### Record list ###

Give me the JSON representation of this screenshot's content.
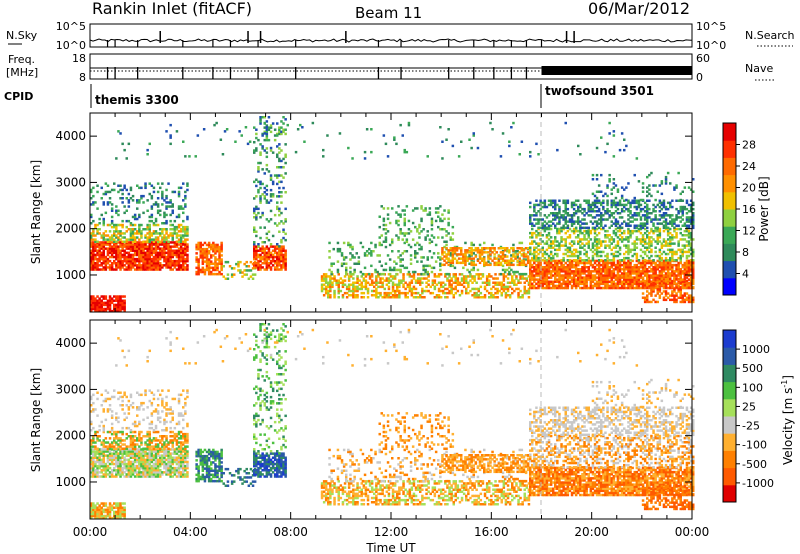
{
  "header": {
    "station": "Rankin Inlet (fitACF)",
    "beam": "Beam 11",
    "date": "06/Mar/2012"
  },
  "strips": {
    "nsky_label": "N.Sky",
    "nsky_ticks": [
      "10^5",
      "10^0"
    ],
    "nsearch_label": "N.Search",
    "nsearch_ticks": [
      "10^5",
      "10^0"
    ],
    "freq_label_line1": "Freq.",
    "freq_label_line2": "[MHz]",
    "freq_ticks": [
      "18",
      "8"
    ],
    "nave_label": "Nave",
    "nave_ticks": [
      "60",
      "0"
    ],
    "cpid_label": "CPID",
    "cpid_segments": [
      {
        "name": "themis 3300",
        "start_hour": 0
      },
      {
        "name": "twofsound 3501",
        "start_hour": 18
      }
    ]
  },
  "colors": {
    "power_scale": [
      "#0000ff",
      "#1f4fb0",
      "#2e8a5a",
      "#3aa856",
      "#8fd040",
      "#f0c000",
      "#ff9000",
      "#ff6a00",
      "#ff3000",
      "#e60000"
    ],
    "velocity_scale": [
      "#1c3ccf",
      "#2b5aa8",
      "#2f8a62",
      "#4cc040",
      "#a6e05a",
      "#c8c8c8",
      "#ffb030",
      "#ff8000",
      "#ff5a00",
      "#e00000"
    ]
  },
  "chart_data": [
    {
      "type": "heatmap",
      "panel": "power",
      "ylabel": "Slant Range [km]",
      "xlabel": "Time UT",
      "x_tick_labels": [
        "00:00",
        "04:00",
        "08:00",
        "12:00",
        "16:00",
        "20:00",
        "00:00"
      ],
      "y_tick_labels": [
        "1000",
        "2000",
        "3000",
        "4000"
      ],
      "ylim": [
        200,
        4500
      ],
      "xlim_hours": [
        0,
        24
      ],
      "colorbar_label": "Power [dB]",
      "colorbar_ticks": [
        "28",
        "24",
        "20",
        "16",
        "12",
        "8",
        "4"
      ],
      "colorbar_range": [
        0,
        30
      ]
    },
    {
      "type": "heatmap",
      "panel": "velocity",
      "ylabel": "Slant Range [km]",
      "xlabel": "Time UT",
      "x_tick_labels": [
        "00:00",
        "04:00",
        "08:00",
        "12:00",
        "16:00",
        "20:00",
        "00:00"
      ],
      "y_tick_labels": [
        "1000",
        "2000",
        "3000",
        "4000"
      ],
      "ylim": [
        200,
        4500
      ],
      "xlim_hours": [
        0,
        24
      ],
      "colorbar_label": "Velocity [m s",
      "colorbar_label_sup": "-1",
      "colorbar_label_end": "]",
      "colorbar_ticks": [
        "1000",
        "500",
        "100",
        "25",
        "-25",
        "-100",
        "-500",
        "-1000"
      ]
    }
  ]
}
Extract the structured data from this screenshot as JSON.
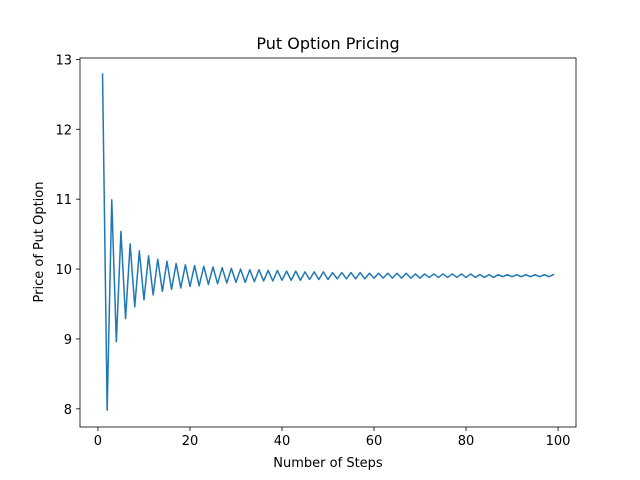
{
  "chart_data": {
    "type": "line",
    "title": "Put Option Pricing",
    "xlabel": "Number of Steps",
    "ylabel": "Price of Put Option",
    "xlim": [
      -3.9,
      103.9
    ],
    "ylim": [
      7.74,
      13.02
    ],
    "xticks": [
      0,
      20,
      40,
      60,
      80,
      100
    ],
    "yticks": [
      8,
      9,
      10,
      11,
      12,
      13
    ],
    "grid": false,
    "series": [
      {
        "color": "#1f77b4",
        "x": [
          1,
          2,
          3,
          4,
          5,
          6,
          7,
          8,
          9,
          10,
          11,
          12,
          13,
          14,
          15,
          16,
          17,
          18,
          19,
          20,
          21,
          22,
          23,
          24,
          25,
          26,
          27,
          28,
          29,
          30,
          31,
          32,
          33,
          34,
          35,
          36,
          37,
          38,
          39,
          40,
          41,
          42,
          43,
          44,
          45,
          46,
          47,
          48,
          49,
          50,
          51,
          52,
          53,
          54,
          55,
          56,
          57,
          58,
          59,
          60,
          61,
          62,
          63,
          64,
          65,
          66,
          67,
          68,
          69,
          70,
          71,
          72,
          73,
          74,
          75,
          76,
          77,
          78,
          79,
          80,
          81,
          82,
          83,
          84,
          85,
          86,
          87,
          88,
          89,
          90,
          91,
          92,
          93,
          94,
          95,
          96,
          97,
          98,
          99
        ],
        "y": [
          12.79,
          7.98,
          10.99,
          8.96,
          10.54,
          9.29,
          10.36,
          9.46,
          10.26,
          9.56,
          10.19,
          9.63,
          10.14,
          9.68,
          10.11,
          9.71,
          10.08,
          9.73,
          10.06,
          9.75,
          10.05,
          9.76,
          10.04,
          9.78,
          10.03,
          9.79,
          10.02,
          9.8,
          10.01,
          9.81,
          10.0,
          9.81,
          9.99,
          9.82,
          9.99,
          9.83,
          9.98,
          9.83,
          9.98,
          9.84,
          9.97,
          9.84,
          9.97,
          9.84,
          9.96,
          9.85,
          9.96,
          9.85,
          9.96,
          9.85,
          9.95,
          9.86,
          9.95,
          9.86,
          9.95,
          9.86,
          9.95,
          9.86,
          9.94,
          9.87,
          9.94,
          9.87,
          9.94,
          9.87,
          9.94,
          9.87,
          9.94,
          9.87,
          9.93,
          9.87,
          9.93,
          9.88,
          9.93,
          9.88,
          9.93,
          9.88,
          9.93,
          9.88,
          9.93,
          9.88,
          9.93,
          9.88,
          9.92,
          9.88,
          9.92,
          9.88,
          9.92,
          9.89,
          9.92,
          9.89,
          9.92,
          9.89,
          9.92,
          9.89,
          9.92,
          9.89,
          9.92,
          9.89,
          9.92
        ]
      }
    ]
  }
}
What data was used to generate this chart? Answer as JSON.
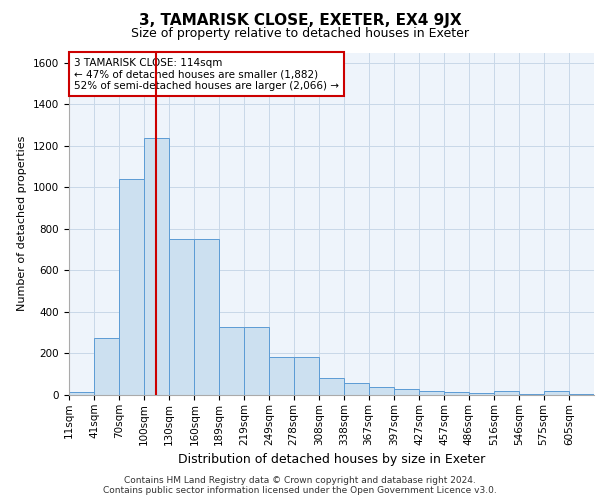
{
  "title_line1": "3, TAMARISK CLOSE, EXETER, EX4 9JX",
  "title_line2": "Size of property relative to detached houses in Exeter",
  "xlabel": "Distribution of detached houses by size in Exeter",
  "ylabel": "Number of detached properties",
  "footer_line1": "Contains HM Land Registry data © Crown copyright and database right 2024.",
  "footer_line2": "Contains public sector information licensed under the Open Government Licence v3.0.",
  "annotation_line1": "3 TAMARISK CLOSE: 114sqm",
  "annotation_line2": "← 47% of detached houses are smaller (1,882)",
  "annotation_line3": "52% of semi-detached houses are larger (2,066) →",
  "property_size": 114,
  "bar_categories": [
    "11sqm",
    "41sqm",
    "70sqm",
    "100sqm",
    "130sqm",
    "160sqm",
    "189sqm",
    "219sqm",
    "249sqm",
    "278sqm",
    "308sqm",
    "338sqm",
    "367sqm",
    "397sqm",
    "427sqm",
    "457sqm",
    "486sqm",
    "516sqm",
    "546sqm",
    "575sqm",
    "605sqm"
  ],
  "bar_left_edges": [
    11,
    41,
    70,
    100,
    130,
    160,
    189,
    219,
    249,
    278,
    308,
    338,
    367,
    397,
    427,
    457,
    486,
    516,
    546,
    575,
    605
  ],
  "bar_heights": [
    15,
    275,
    1040,
    1240,
    750,
    750,
    330,
    330,
    185,
    185,
    80,
    60,
    40,
    30,
    20,
    15,
    10,
    20,
    5,
    20,
    5
  ],
  "bar_color": "#cce0f0",
  "bar_edge_color": "#5b9bd5",
  "vline_x": 114,
  "vline_color": "#cc0000",
  "ylim": [
    0,
    1650
  ],
  "yticks": [
    0,
    200,
    400,
    600,
    800,
    1000,
    1200,
    1400,
    1600
  ],
  "grid_color": "#c8d8e8",
  "bg_color": "#eef4fb",
  "annotation_box_color": "#cc0000",
  "title1_fontsize": 11,
  "title2_fontsize": 9,
  "ylabel_fontsize": 8,
  "xlabel_fontsize": 9,
  "tick_fontsize": 7.5,
  "footer_fontsize": 6.5,
  "annotation_fontsize": 7.5
}
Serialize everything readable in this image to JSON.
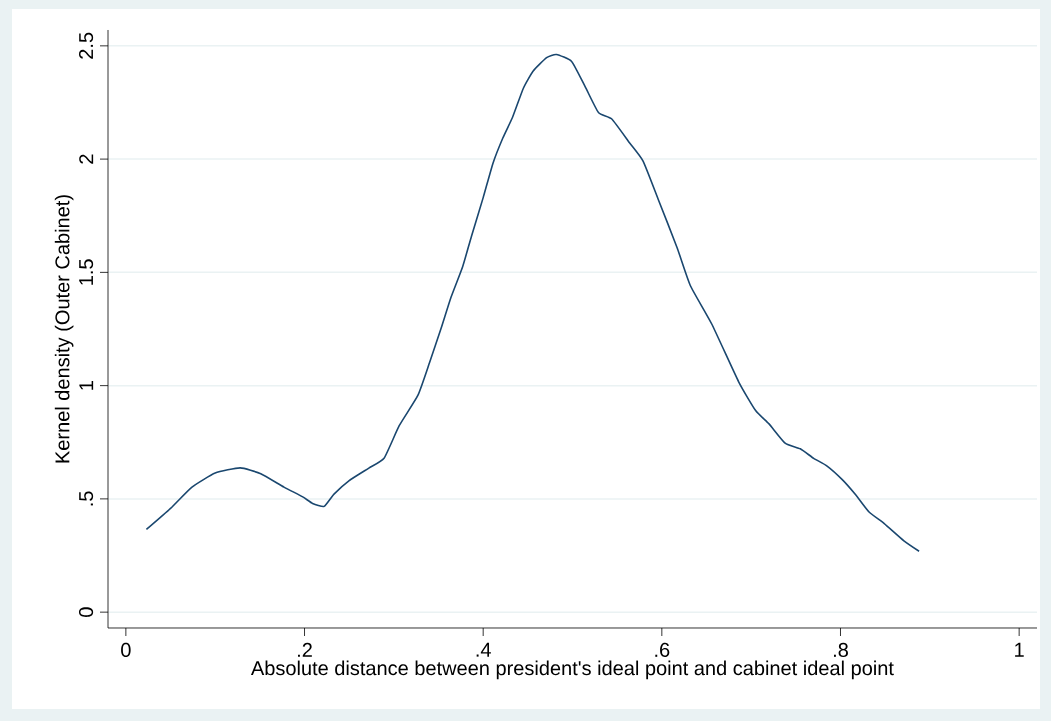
{
  "chart_data": {
    "type": "line",
    "xlabel": "Absolute distance between president's ideal point and cabinet ideal point",
    "ylabel": "Kernel density (Outer Cabinet)",
    "x": [
      0.023,
      0.05,
      0.074,
      0.1,
      0.128,
      0.151,
      0.177,
      0.198,
      0.209,
      0.222,
      0.233,
      0.25,
      0.272,
      0.289,
      0.306,
      0.327,
      0.34,
      0.353,
      0.364,
      0.377,
      0.387,
      0.4,
      0.411,
      0.422,
      0.433,
      0.445,
      0.456,
      0.471,
      0.482,
      0.499,
      0.514,
      0.529,
      0.544,
      0.564,
      0.579,
      0.596,
      0.617,
      0.632,
      0.656,
      0.686,
      0.705,
      0.72,
      0.738,
      0.755,
      0.77,
      0.785,
      0.802,
      0.817,
      0.832,
      0.849,
      0.871,
      0.888
    ],
    "series": [
      {
        "color": "#1a476f",
        "values": [
          0.365,
          0.458,
          0.552,
          0.614,
          0.637,
          0.611,
          0.552,
          0.509,
          0.48,
          0.467,
          0.521,
          0.581,
          0.636,
          0.679,
          0.823,
          0.958,
          1.102,
          1.254,
          1.39,
          1.525,
          1.661,
          1.83,
          1.982,
          2.093,
          2.186,
          2.313,
          2.389,
          2.448,
          2.462,
          2.431,
          2.321,
          2.206,
          2.177,
          2.071,
          1.991,
          1.822,
          1.61,
          1.441,
          1.271,
          1.017,
          0.89,
          0.831,
          0.746,
          0.721,
          0.679,
          0.645,
          0.585,
          0.518,
          0.442,
          0.391,
          0.315,
          0.269
        ]
      }
    ],
    "xlim": [
      -0.02,
      1.02
    ],
    "ylim": [
      -0.07,
      2.57
    ],
    "xticks": [
      0,
      {
        "value": 0.2,
        "label": ".2"
      },
      {
        "value": 0.4,
        "label": ".4"
      },
      {
        "value": 0.6,
        "label": ".6"
      },
      {
        "value": 0.8,
        "label": ".8"
      },
      1
    ],
    "yticks": [
      0,
      {
        "value": 0.5,
        "label": ".5"
      },
      1,
      1.5,
      2,
      2.5
    ],
    "grid": "y",
    "marker": "none",
    "line_style": "solid"
  }
}
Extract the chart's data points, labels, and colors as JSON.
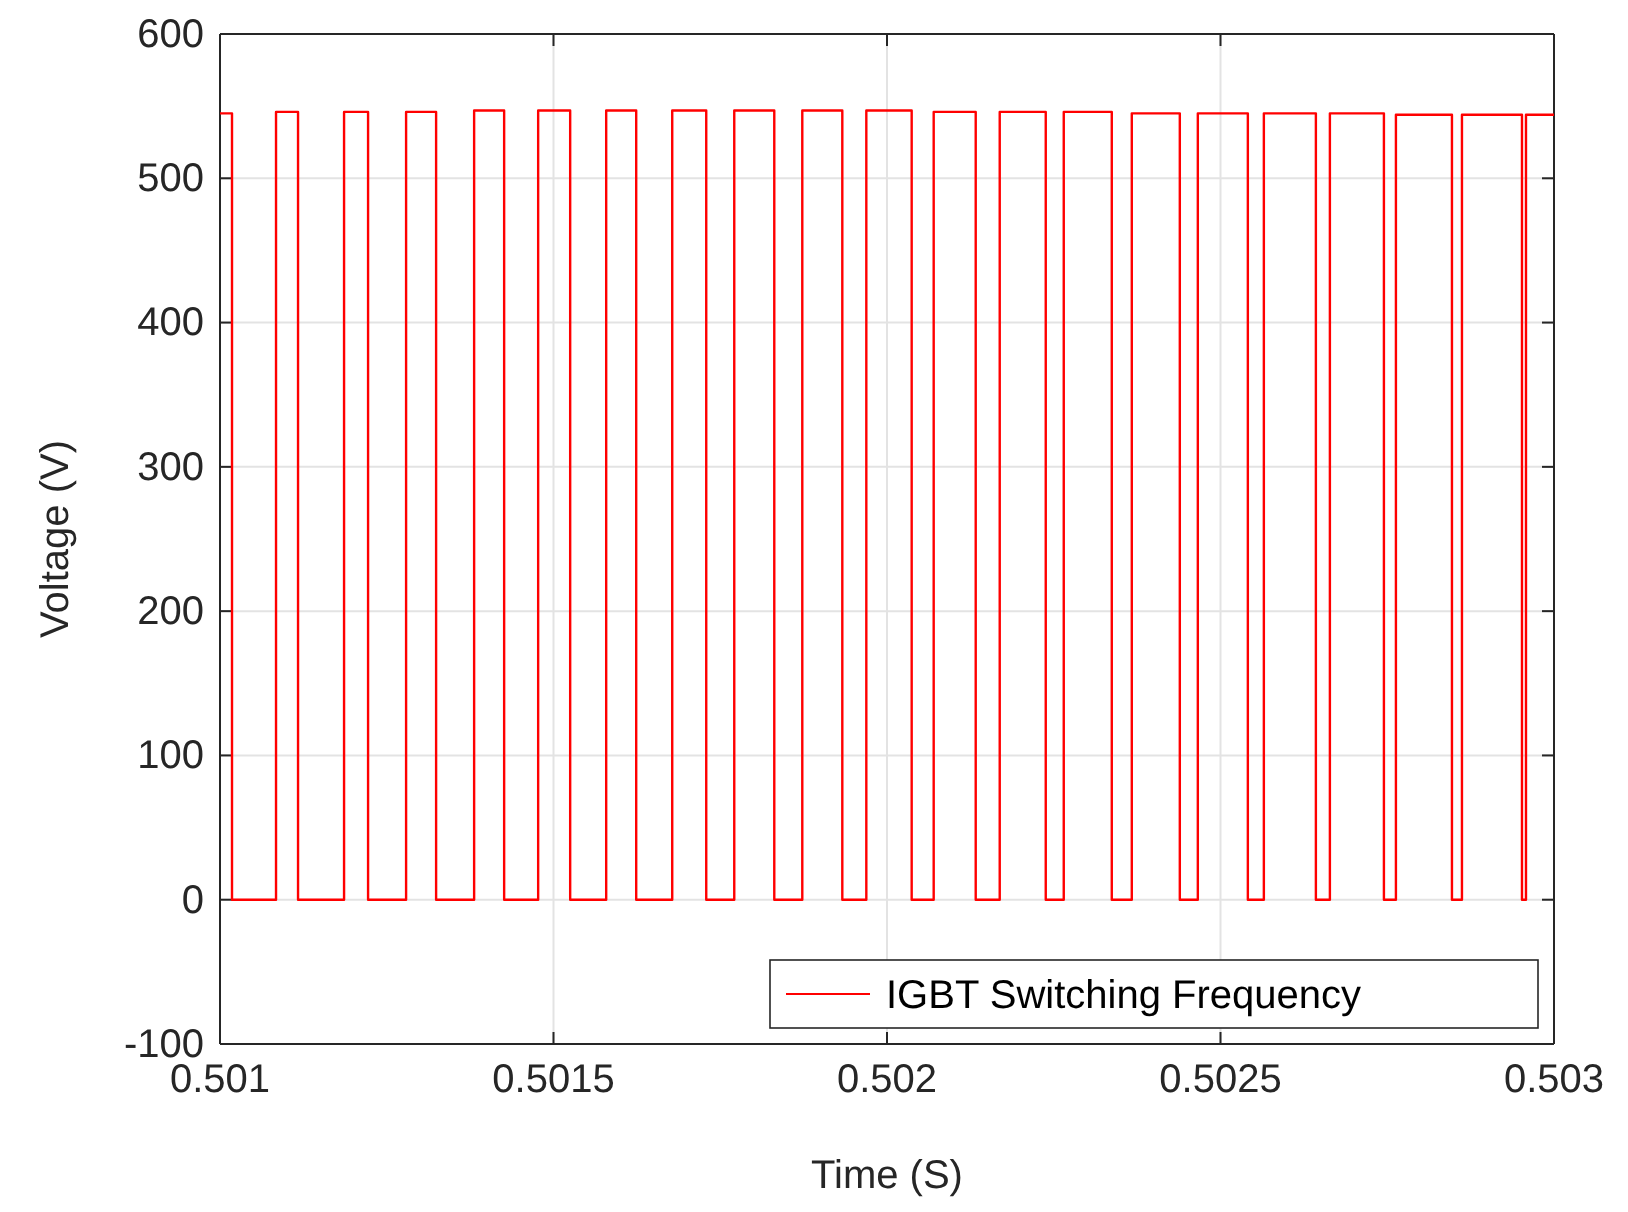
{
  "chart_data": {
    "type": "line",
    "xlabel": "Time (S)",
    "ylabel": "Voltage (V)",
    "xlim": [
      0.501,
      0.503
    ],
    "xticks": [
      0.501,
      0.5015,
      0.502,
      0.5025,
      0.503
    ],
    "ylim": [
      -100,
      600
    ],
    "yticks": [
      -100,
      0,
      100,
      200,
      300,
      400,
      500,
      600
    ],
    "grid": true,
    "legend": "bottom right",
    "marker": "none",
    "line_style": "solid",
    "series": [
      {
        "name": "IGBT Switching Frequency",
        "color": "#ff0000",
        "x": [
          0.501,
          0.501018,
          0.501018,
          0.501084,
          0.501084,
          0.501117,
          0.501117,
          0.501186,
          0.501186,
          0.501222,
          0.501222,
          0.501279,
          0.501279,
          0.501324,
          0.501324,
          0.501381,
          0.501381,
          0.501426,
          0.501426,
          0.501477,
          0.501477,
          0.501525,
          0.501525,
          0.501579,
          0.501579,
          0.501624,
          0.501624,
          0.501678,
          0.501678,
          0.501729,
          0.501729,
          0.501771,
          0.501771,
          0.501831,
          0.501831,
          0.501873,
          0.501873,
          0.501933,
          0.501933,
          0.501969,
          0.501969,
          0.502037,
          0.502037,
          0.50207,
          0.50207,
          0.502133,
          0.502133,
          0.502169,
          0.502169,
          0.502238,
          0.502238,
          0.502265,
          0.502265,
          0.502337,
          0.502337,
          0.502367,
          0.502367,
          0.502439,
          0.502439,
          0.502466,
          0.502466,
          0.502541,
          0.502541,
          0.502565,
          0.502565,
          0.502643,
          0.502643,
          0.502664,
          0.502664,
          0.502745,
          0.502745,
          0.502763,
          0.502763,
          0.502847,
          0.502847,
          0.502862,
          0.502862,
          0.502952,
          0.502952,
          0.502958,
          0.502958,
          0.503
        ],
        "values": [
          545,
          545,
          0,
          0,
          546,
          546,
          0,
          0,
          546,
          546,
          0,
          0,
          546,
          546,
          0,
          0,
          547,
          547,
          0,
          0,
          547,
          547,
          0,
          0,
          547,
          547,
          0,
          0,
          547,
          547,
          0,
          0,
          547,
          547,
          0,
          0,
          547,
          547,
          0,
          0,
          547,
          547,
          0,
          0,
          546,
          546,
          0,
          0,
          546,
          546,
          0,
          0,
          546,
          546,
          0,
          0,
          545,
          545,
          0,
          0,
          545,
          545,
          0,
          0,
          545,
          545,
          0,
          0,
          545,
          545,
          0,
          0,
          544,
          544,
          0,
          0,
          544,
          544,
          0,
          0,
          544,
          544
        ]
      }
    ]
  }
}
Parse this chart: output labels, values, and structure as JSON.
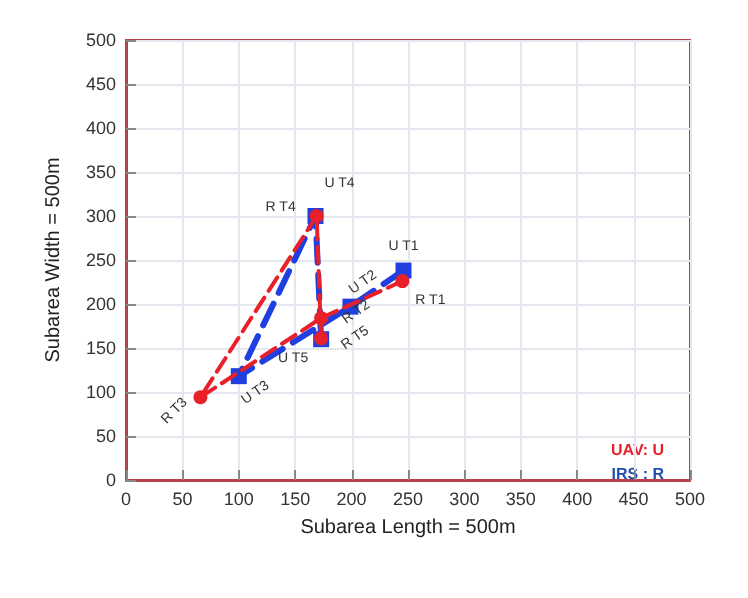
{
  "chart_data": {
    "type": "line",
    "xlabel": "Subarea Length = 500m",
    "ylabel": "Subarea Width = 500m",
    "xlim": [
      0,
      500
    ],
    "xticks": [
      0,
      50,
      100,
      150,
      200,
      250,
      300,
      350,
      400,
      450,
      500
    ],
    "ylim": [
      0,
      500
    ],
    "yticks": [
      0,
      50,
      100,
      150,
      200,
      250,
      300,
      350,
      400,
      450,
      500
    ],
    "grid": true,
    "line_style": "dashed",
    "series": [
      {
        "color": "#1f3fe0",
        "marker": "square",
        "x": [
          246,
          199,
          100,
          168,
          173
        ],
        "values": [
          238,
          197,
          118,
          300,
          160
        ],
        "value_labels": [
          "U T1",
          "U T2",
          "U T3",
          "U T4",
          "U T5"
        ]
      },
      {
        "color": "#e8202a",
        "marker": "circle",
        "x": [
          245,
          173,
          66,
          169,
          173
        ],
        "values": [
          226,
          184,
          94,
          300,
          161
        ],
        "value_labels": [
          "R T1",
          "R T2",
          "R T3",
          "R T4",
          "R T5"
        ]
      }
    ],
    "annotations": [
      "UAV: U",
      "IRS : R"
    ]
  }
}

###

> [Task to carry out]:
Check each line above for "marker" and return the ones that have it.

> [The solution]:
    "marker": "none",
    "marker": "none",
        "marker": "square",
        "marker": "circle",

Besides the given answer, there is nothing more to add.